AIM:
For the copy, please give all of the data again exactly and leave the pictures out.

━━ THE RECORDS

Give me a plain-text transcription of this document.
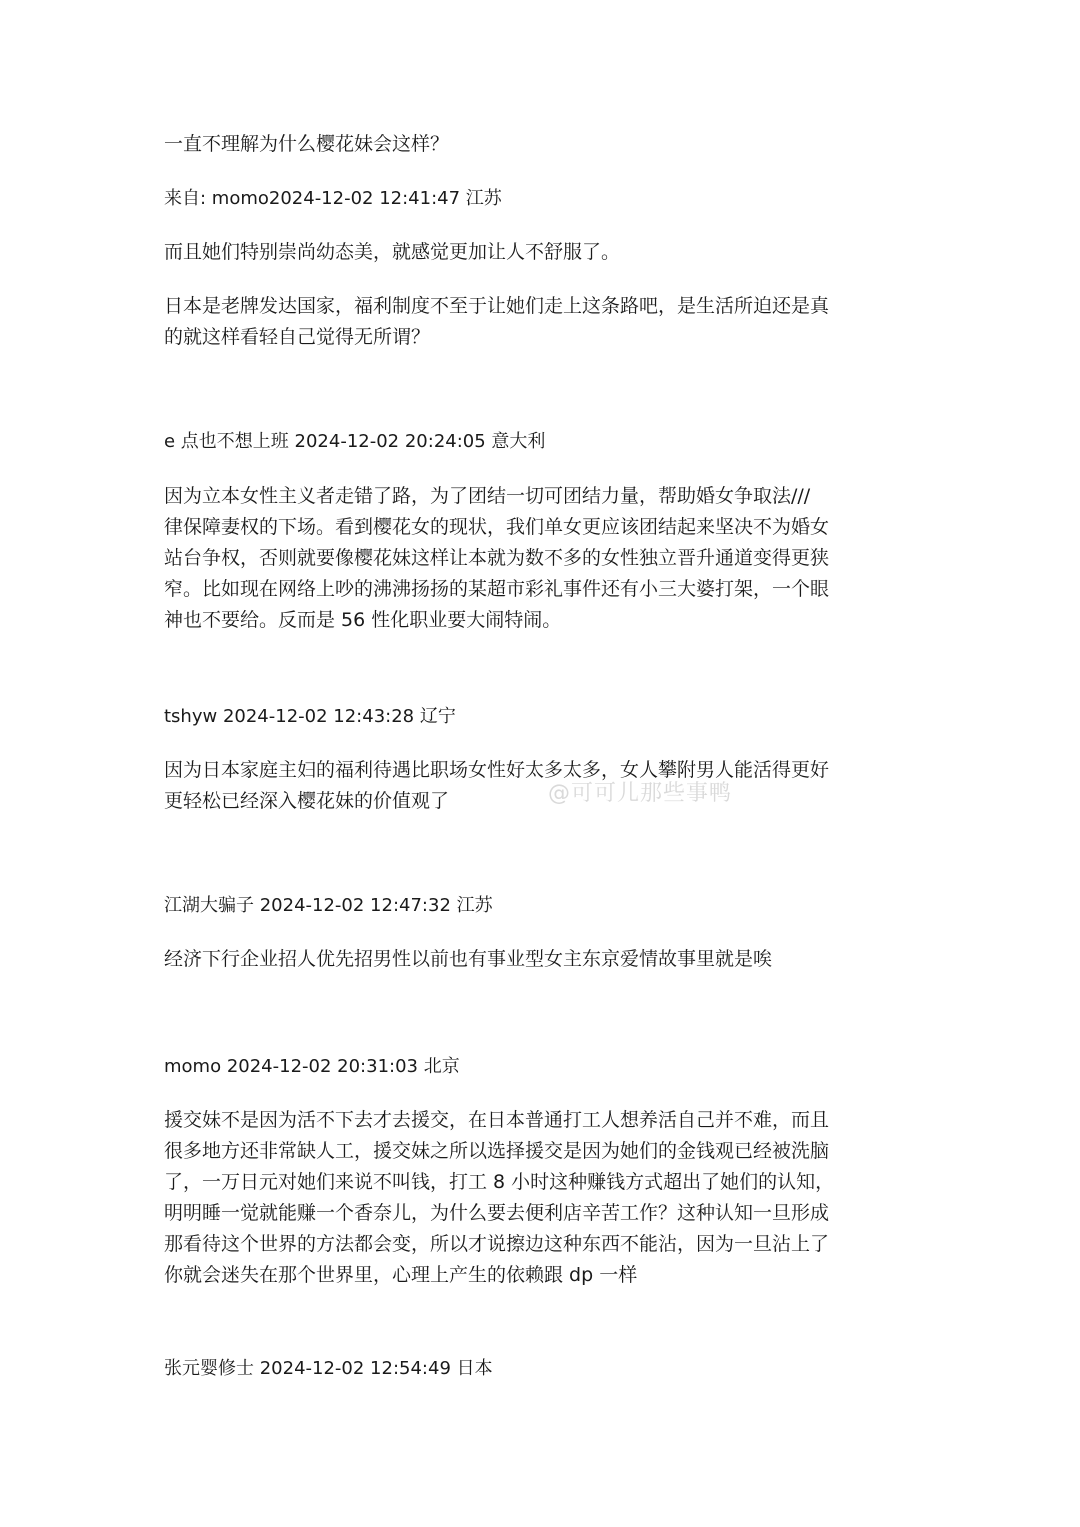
一直不理解为什么樱花妹会这样？

来自: momo2024-12-02 12:41:47 江苏

而且她们特别崇尚幼态美，就感觉更加让人不舒服了。

日本是老牌发达国家，福利制度不至于让她们走上这条路吧，是生活所迫还是真
的就这样看轻自己觉得无所谓？

e 点也不想上班 2024-12-02 20:24:05 意大利

因为立本女性主义者走错了路，为了团结一切可团结力量，帮助婚女争取法///
律保障妻权的下场。看到樱花女的现状，我们单女更应该团结起来坚决不为婚女
站台争权，否则就要像樱花妹这样让本就为数不多的女性独立晋升通道变得更狭
窄。比如现在网络上吵的沸沸扬扬的某超市彩礼事件还有小三大婆打架，一个眼
神也不要给。反而是 56 性化职业要大闹特闹。

tshyw 2024-12-02 12:43:28 辽宁

因为日本家庭主妇的福利待遇比职场女性好太多太多，女人攀附男人能活得更好
更轻松已经深入樱花妹的价值观了

江湖大骗子 2024-12-02 12:47:32 江苏

经济下行企业招人优先招男性以前也有事业型女主东京爱情故事里就是唉

momo 2024-12-02 20:31:03 北京

援交妹不是因为活不下去才去援交，在日本普通打工人想养活自己并不难，而且
很多地方还非常缺人工，援交妹之所以选择援交是因为她们的金钱观已经被洗脑
了，一万日元对她们来说不叫钱，打工 8 小时这种赚钱方式超出了她们的认知，
明明睡一觉就能赚一个香奈儿，为什么要去便利店辛苦工作？这种认知一旦形成
那看待这个世界的方法都会变，所以才说擦边这种东西不能沾，因为一旦沾上了
你就会迷失在那个世界里，心理上产生的依赖跟 dp 一样

张元婴修士 2024-12-02 12:54:49 日本

@可可儿那些事鸭
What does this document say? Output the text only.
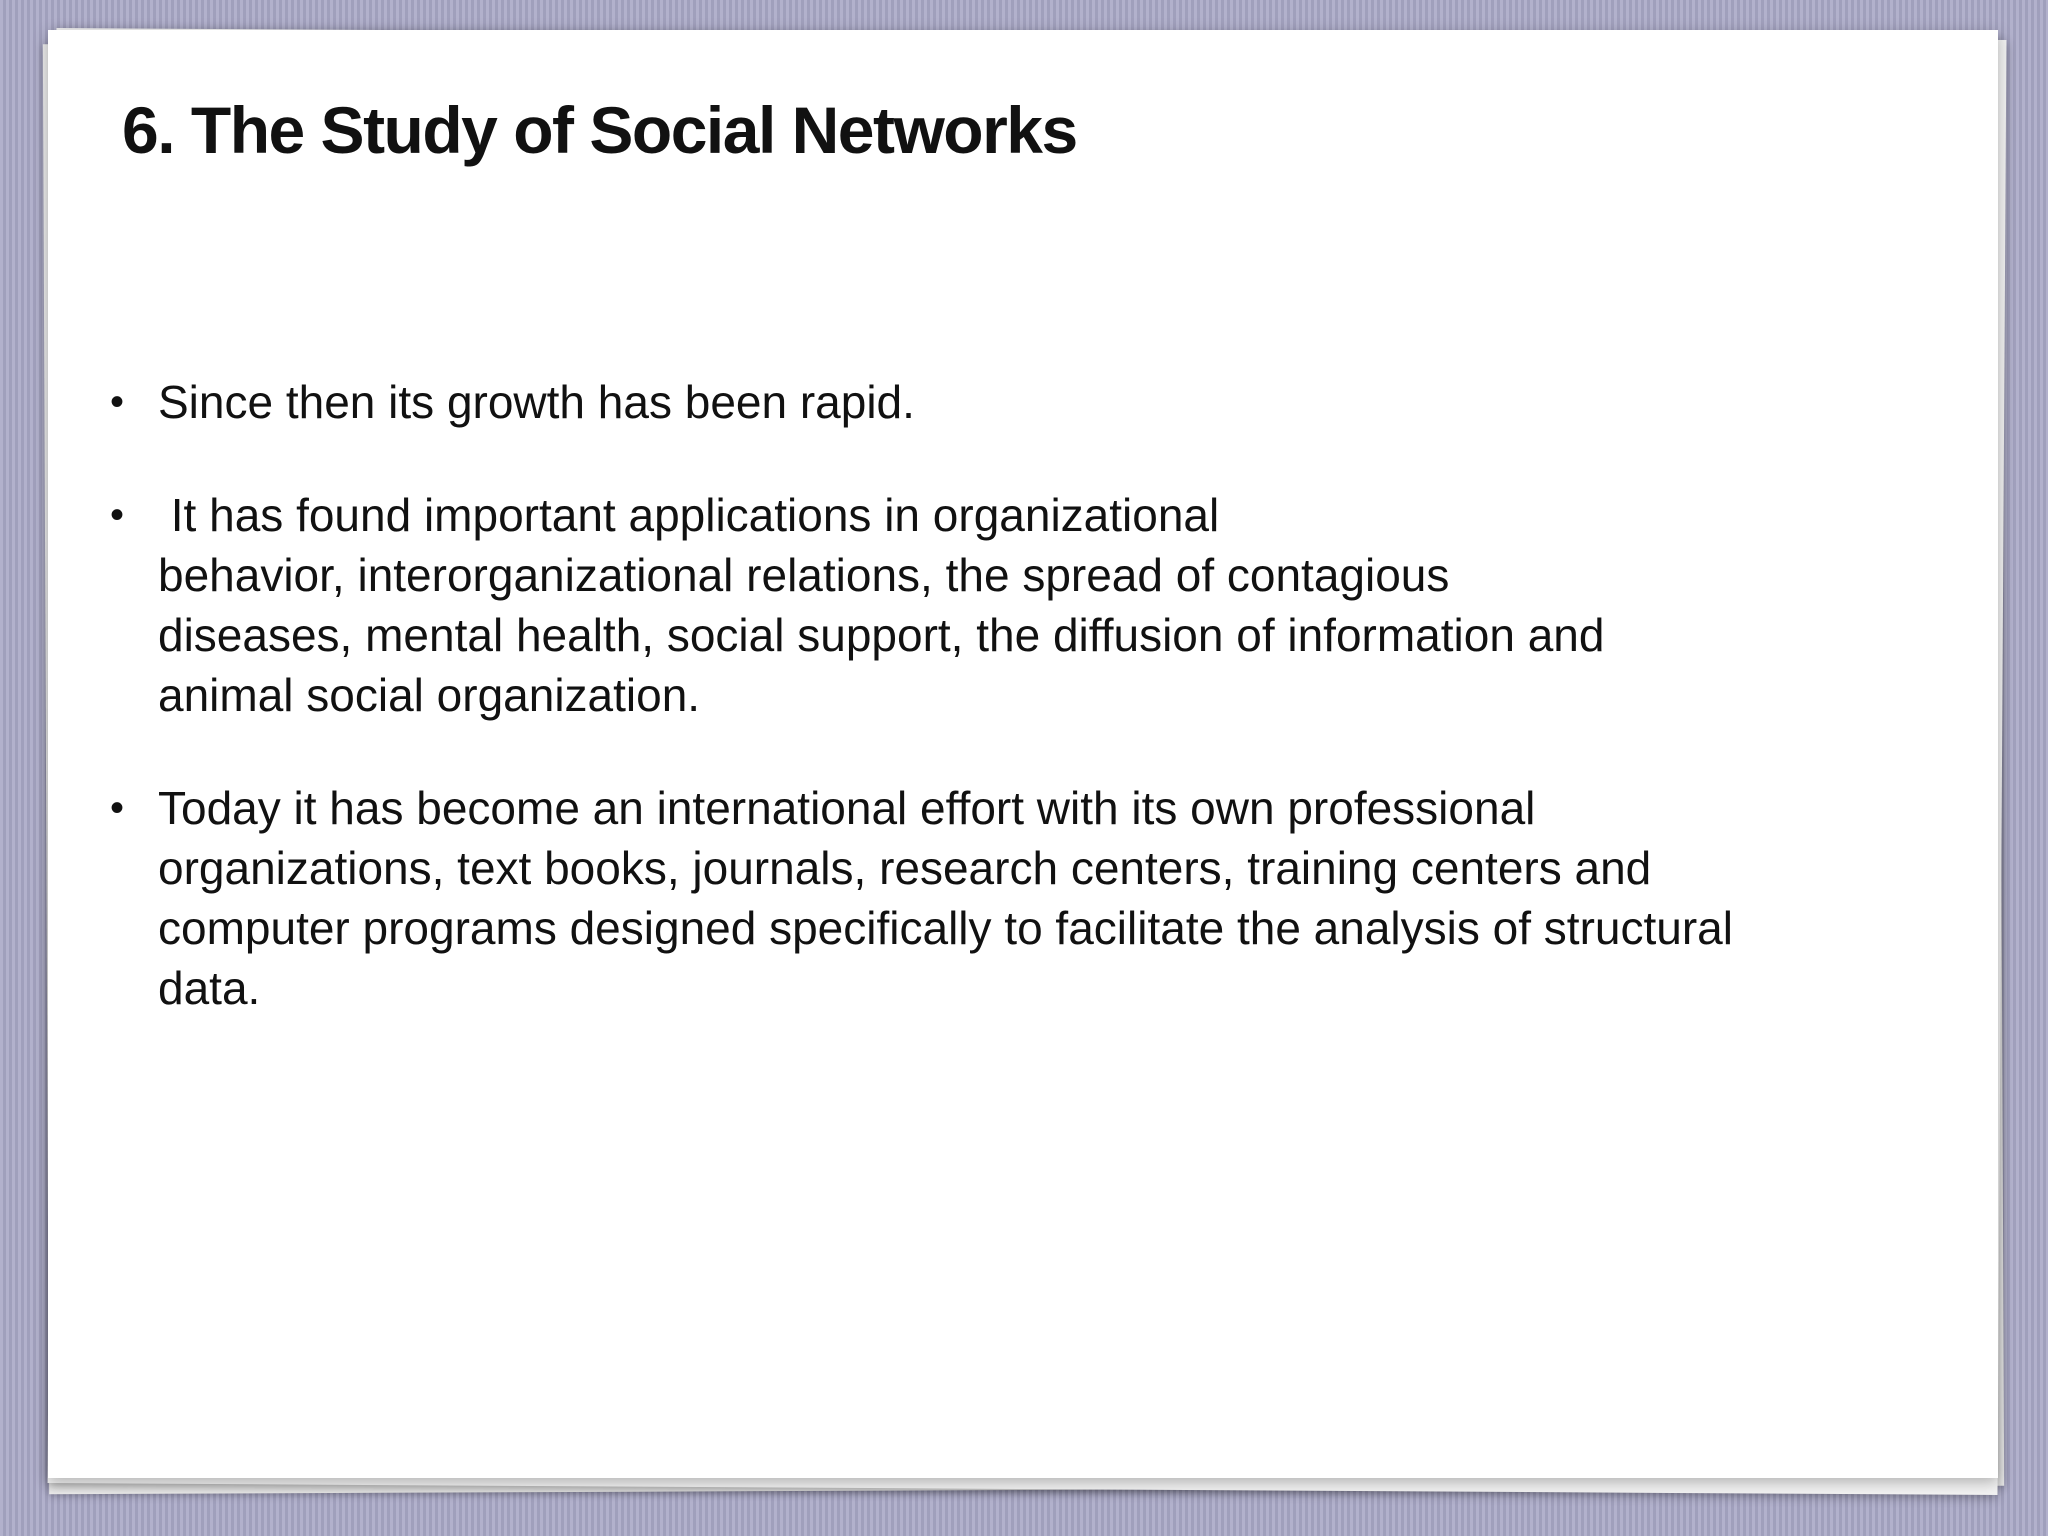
6. The Study of Social Networks
• Since then its growth has been rapid.
• It has found important applications in organizational
behavior, interorganizational relations, the spread of contagious
diseases, mental health, social support, the diffusion of information and
animal social organization.
• Today it has become an international effort with its own professional
organizations, text books, journals, research centers, training centers and
computer programs designed specifically to facilitate the analysis of structural
data.
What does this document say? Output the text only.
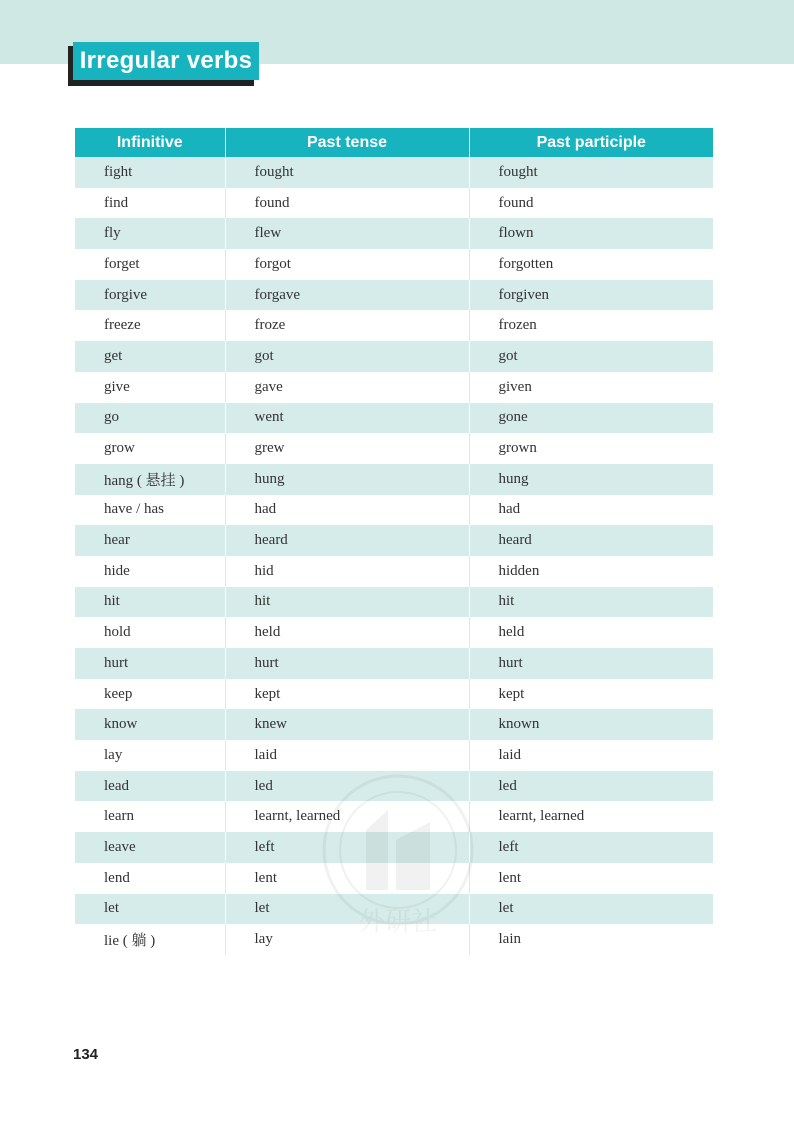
Irregular verbs
Infinitive	Past tense	Past participle
fight	fought	fought
find	found	found
fly	flew	flown
forget	forgot	forgotten
forgive	forgave	forgiven
freeze	froze	frozen
get	got	got
give	gave	given
go	went	gone
grow	grew	grown
hang ( 悬挂 )	hung	hung
have / has	had	had
hear	heard	heard
hide	hid	hidden
hit	hit	hit
hold	held	held
hurt	hurt	hurt
keep	kept	kept
know	knew	known
lay	laid	laid
lead	led	led
learn	learnt, learned	learnt, learned
leave	left	left
lend	lent	lent
let	let	let
lie ( 躺 )	lay	lain
134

━━━━

WRITTEN REPLY:
Give me a plain-text transcription of this document.
一直不理解为什么樱花妹会这样？

来自: momo2024-12-02 12:41:47 江苏

而且她们特别崇尚幼态美，就感觉更加让人不舒服了。

日本是老牌发达国家，福利制度不至于让她们走上这条路吧，是生活所迫还是真
的就这样看轻自己觉得无所谓？

e 点也不想上班 2024-12-02 20:24:05 意大利

因为立本女性主义者走错了路，为了团结一切可团结力量，帮助婚女争取法///
律保障妻权的下场。看到樱花女的现状，我们单女更应该团结起来坚决不为婚女
站台争权，否则就要像樱花妹这样让本就为数不多的女性独立晋升通道变得更狭
窄。比如现在网络上吵的沸沸扬扬的某超市彩礼事件还有小三大婆打架，一个眼
神也不要给。反而是 56 性化职业要大闹特闹。

tshyw 2024-12-02 12:43:28 辽宁

因为日本家庭主妇的福利待遇比职场女性好太多太多，女人攀附男人能活得更好
更轻松已经深入樱花妹的价值观了

江湖大骗子 2024-12-02 12:47:32 江苏

经济下行企业招人优先招男性以前也有事业型女主东京爱情故事里就是唉

momo 2024-12-02 20:31:03 北京

援交妹不是因为活不下去才去援交，在日本普通打工人想养活自己并不难，而且
很多地方还非常缺人工，援交妹之所以选择援交是因为她们的金钱观已经被洗脑
了，一万日元对她们来说不叫钱，打工 8 小时这种赚钱方式超出了她们的认知，
明明睡一觉就能赚一个香奈儿，为什么要去便利店辛苦工作？这种认知一旦形成
那看待这个世界的方法都会变，所以才说擦边这种东西不能沾，因为一旦沾上了
你就会迷失在那个世界里，心理上产生的依赖跟 dp 一样

张元婴修士 2024-12-02 12:54:49 日本

@可可儿那些事鸭
What does this document say? Output the text only.
6. The Study of Social Networks
• Since then its growth has been rapid.
• It has found important applications in organizational
behavior, interorganizational relations, the spread of contagious
diseases, mental health, social support, the diffusion of information and
animal social organization.
• Today it has become an international effort with its own professional
organizations, text books, journals, research centers, training centers and
computer programs designed specifically to facilitate the analysis of structural
data.
What does this document say? Output the text only.
Irregular verbs
Infinitive	Past tense	Past participle
fight	fought	fought
find	found	found
fly	flew	flown
forget	forgot	forgotten
forgive	forgave	forgiven
freeze	froze	frozen
get	got	got
give	gave	given
go	went	gone
grow	grew	grown
hang ( 悬挂 )	hung	hung
have / has	had	had
hear	heard	heard
hide	hid	hidden
hit	hit	hit
hold	held	held
hurt	hurt	hurt
keep	kept	kept
know	knew	known
lay	laid	laid
lead	led	led
learn	learnt, learned	learnt, learned
leave	left	left
lend	lent	lent
let	let	let
lie ( 躺 )	lay	lain
134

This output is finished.